Task description: Return all of the entries exactly as written.

(Stored data entries)
— start —

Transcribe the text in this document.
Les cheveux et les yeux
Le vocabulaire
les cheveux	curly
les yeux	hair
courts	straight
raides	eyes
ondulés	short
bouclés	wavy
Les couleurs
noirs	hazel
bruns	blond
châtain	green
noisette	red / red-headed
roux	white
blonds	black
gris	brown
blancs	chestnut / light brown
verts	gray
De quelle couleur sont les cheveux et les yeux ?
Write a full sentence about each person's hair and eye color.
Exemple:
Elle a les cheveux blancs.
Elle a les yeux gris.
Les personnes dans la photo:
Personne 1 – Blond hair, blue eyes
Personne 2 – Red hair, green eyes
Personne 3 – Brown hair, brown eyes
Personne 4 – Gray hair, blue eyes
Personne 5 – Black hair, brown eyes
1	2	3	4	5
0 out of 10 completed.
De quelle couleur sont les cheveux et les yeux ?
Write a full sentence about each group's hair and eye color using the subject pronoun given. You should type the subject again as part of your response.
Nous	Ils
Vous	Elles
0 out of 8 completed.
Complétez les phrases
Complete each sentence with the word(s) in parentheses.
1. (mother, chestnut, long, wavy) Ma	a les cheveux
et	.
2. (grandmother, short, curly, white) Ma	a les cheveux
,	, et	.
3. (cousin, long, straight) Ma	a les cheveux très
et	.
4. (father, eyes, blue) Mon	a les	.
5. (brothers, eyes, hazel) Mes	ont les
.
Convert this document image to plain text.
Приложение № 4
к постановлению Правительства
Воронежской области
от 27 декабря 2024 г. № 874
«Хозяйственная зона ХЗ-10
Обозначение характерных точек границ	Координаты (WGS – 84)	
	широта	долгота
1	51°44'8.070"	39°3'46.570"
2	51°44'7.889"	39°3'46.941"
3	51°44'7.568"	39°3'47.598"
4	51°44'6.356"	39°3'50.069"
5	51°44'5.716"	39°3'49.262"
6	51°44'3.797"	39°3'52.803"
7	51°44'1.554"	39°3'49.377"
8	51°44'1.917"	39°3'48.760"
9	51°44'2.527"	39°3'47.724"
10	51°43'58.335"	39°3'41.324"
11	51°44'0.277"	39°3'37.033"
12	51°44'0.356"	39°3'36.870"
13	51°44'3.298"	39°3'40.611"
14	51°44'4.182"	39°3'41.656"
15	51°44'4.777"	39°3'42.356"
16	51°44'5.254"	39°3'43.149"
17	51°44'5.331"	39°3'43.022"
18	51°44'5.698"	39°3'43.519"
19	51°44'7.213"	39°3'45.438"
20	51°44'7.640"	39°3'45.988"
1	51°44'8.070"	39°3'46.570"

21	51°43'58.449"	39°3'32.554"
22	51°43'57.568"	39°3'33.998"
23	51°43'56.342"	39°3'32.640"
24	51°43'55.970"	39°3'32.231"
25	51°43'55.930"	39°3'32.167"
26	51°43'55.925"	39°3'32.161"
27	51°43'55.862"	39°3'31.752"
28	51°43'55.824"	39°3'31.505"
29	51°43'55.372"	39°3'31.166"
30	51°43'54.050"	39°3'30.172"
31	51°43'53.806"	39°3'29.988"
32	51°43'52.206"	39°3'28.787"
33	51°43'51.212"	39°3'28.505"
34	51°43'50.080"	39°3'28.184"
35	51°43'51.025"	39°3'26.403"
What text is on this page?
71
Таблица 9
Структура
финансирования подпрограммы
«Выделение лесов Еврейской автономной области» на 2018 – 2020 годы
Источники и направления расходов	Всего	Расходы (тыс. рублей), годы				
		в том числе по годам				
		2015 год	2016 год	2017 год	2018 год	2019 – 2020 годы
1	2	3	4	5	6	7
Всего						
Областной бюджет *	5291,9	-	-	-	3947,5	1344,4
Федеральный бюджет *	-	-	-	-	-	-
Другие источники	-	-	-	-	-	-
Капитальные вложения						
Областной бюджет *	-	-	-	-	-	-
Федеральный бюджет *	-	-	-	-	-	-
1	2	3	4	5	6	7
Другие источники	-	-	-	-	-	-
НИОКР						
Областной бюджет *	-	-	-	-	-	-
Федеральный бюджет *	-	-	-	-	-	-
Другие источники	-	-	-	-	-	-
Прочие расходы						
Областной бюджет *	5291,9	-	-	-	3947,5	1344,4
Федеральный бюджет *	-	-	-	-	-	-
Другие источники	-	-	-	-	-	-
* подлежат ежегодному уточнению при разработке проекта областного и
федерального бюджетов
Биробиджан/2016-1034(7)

— end —

Expected answer:
Transcribe the text in this document.
Les cheveux et les yeux
Le vocabulaire
les cheveux	curly
les yeux	hair
courts	straight
raides	eyes
ondulés	short
bouclés	wavy
Les couleurs
noirs	hazel
bruns	blond
châtain	green
noisette	red / red-headed
roux	white
blonds	black
gris	brown
blancs	chestnut / light brown
verts	gray
De quelle couleur sont les cheveux et les yeux ?
Write a full sentence about each person's hair and eye color.
Exemple:
Elle a les cheveux blancs.
Elle a les yeux gris.
Les personnes dans la photo:
Personne 1 – Blond hair, blue eyes
Personne 2 – Red hair, green eyes
Personne 3 – Brown hair, brown eyes
Personne 4 – Gray hair, blue eyes
Personne 5 – Black hair, brown eyes
1	2	3	4	5
0 out of 10 completed.
De quelle couleur sont les cheveux et les yeux ?
Write a full sentence about each group's hair and eye color using the subject pronoun given. You should type the subject again as part of your response.
Nous	Ils
Vous	Elles
0 out of 8 completed.
Complétez les phrases
Complete each sentence with the word(s) in parentheses.
1. (mother, chestnut, long, wavy) Ma	a les cheveux
et	.
2. (grandmother, short, curly, white) Ma	a les cheveux
,	, et	.
3. (cousin, long, straight) Ma	a les cheveux très
et	.
4. (father, eyes, blue) Mon	a les	.
5. (brothers, eyes, hazel) Mes	ont les
.
Convert this document image to plain text.
Приложение № 4
к постановлению Правительства
Воронежской области
от 27 декабря 2024 г. № 874
«Хозяйственная зона ХЗ-10
Обозначение характерных точек границ	Координаты (WGS – 84)	
	широта	долгота
1	51°44'8.070"	39°3'46.570"
2	51°44'7.889"	39°3'46.941"
3	51°44'7.568"	39°3'47.598"
4	51°44'6.356"	39°3'50.069"
5	51°44'5.716"	39°3'49.262"
6	51°44'3.797"	39°3'52.803"
7	51°44'1.554"	39°3'49.377"
8	51°44'1.917"	39°3'48.760"
9	51°44'2.527"	39°3'47.724"
10	51°43'58.335"	39°3'41.324"
11	51°44'0.277"	39°3'37.033"
12	51°44'0.356"	39°3'36.870"
13	51°44'3.298"	39°3'40.611"
14	51°44'4.182"	39°3'41.656"
15	51°44'4.777"	39°3'42.356"
16	51°44'5.254"	39°3'43.149"
17	51°44'5.331"	39°3'43.022"
18	51°44'5.698"	39°3'43.519"
19	51°44'7.213"	39°3'45.438"
20	51°44'7.640"	39°3'45.988"
1	51°44'8.070"	39°3'46.570"

21	51°43'58.449"	39°3'32.554"
22	51°43'57.568"	39°3'33.998"
23	51°43'56.342"	39°3'32.640"
24	51°43'55.970"	39°3'32.231"
25	51°43'55.930"	39°3'32.167"
26	51°43'55.925"	39°3'32.161"
27	51°43'55.862"	39°3'31.752"
28	51°43'55.824"	39°3'31.505"
29	51°43'55.372"	39°3'31.166"
30	51°43'54.050"	39°3'30.172"
31	51°43'53.806"	39°3'29.988"
32	51°43'52.206"	39°3'28.787"
33	51°43'51.212"	39°3'28.505"
34	51°43'50.080"	39°3'28.184"
35	51°43'51.025"	39°3'26.403"
What text is on this page?
71
Таблица 9
Структура
финансирования подпрограммы
«Выделение лесов Еврейской автономной области» на 2018 – 2020 годы
Источники и направления расходов	Всего	Расходы (тыс. рублей), годы				
		в том числе по годам				
		2015 год	2016 год	2017 год	2018 год	2019 – 2020 годы
1	2	3	4	5	6	7
Всего						
Областной бюджет *	5291,9	-	-	-	3947,5	1344,4
Федеральный бюджет *	-	-	-	-	-	-
Другие источники	-	-	-	-	-	-
Капитальные вложения						
Областной бюджет *	-	-	-	-	-	-
Федеральный бюджет *	-	-	-	-	-	-
1	2	3	4	5	6	7
Другие источники	-	-	-	-	-	-
НИОКР						
Областной бюджет *	-	-	-	-	-	-
Федеральный бюджет *	-	-	-	-	-	-
Другие источники	-	-	-	-	-	-
Прочие расходы						
Областной бюджет *	5291,9	-	-	-	3947,5	1344,4
Федеральный бюджет *	-	-	-	-	-	-
Другие источники	-	-	-	-	-	-
* подлежат ежегодному уточнению при разработке проекта областного и
федерального бюджетов
Биробиджан/2016-1034(7)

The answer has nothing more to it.